**TASK TO COMPLETE:**
Answer with a single number: how many lines in the listing below include "samples"?

** Start SUPPLIED INFORMATION **

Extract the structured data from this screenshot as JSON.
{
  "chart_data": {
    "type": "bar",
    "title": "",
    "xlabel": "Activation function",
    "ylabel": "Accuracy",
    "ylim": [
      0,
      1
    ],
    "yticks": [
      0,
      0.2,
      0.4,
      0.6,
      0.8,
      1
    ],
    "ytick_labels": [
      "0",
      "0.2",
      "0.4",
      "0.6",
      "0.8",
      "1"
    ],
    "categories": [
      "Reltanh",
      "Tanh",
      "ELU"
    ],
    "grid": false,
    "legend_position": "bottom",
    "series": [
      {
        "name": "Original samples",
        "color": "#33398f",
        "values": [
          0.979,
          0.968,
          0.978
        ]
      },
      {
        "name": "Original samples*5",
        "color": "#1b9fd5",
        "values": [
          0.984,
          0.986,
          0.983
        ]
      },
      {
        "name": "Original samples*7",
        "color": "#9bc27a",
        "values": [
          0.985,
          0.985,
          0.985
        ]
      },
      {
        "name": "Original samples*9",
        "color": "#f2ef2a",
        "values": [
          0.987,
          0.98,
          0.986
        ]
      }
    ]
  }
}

** End SUPPLIED INFORMATION **

**FULL SOLUTION:**
4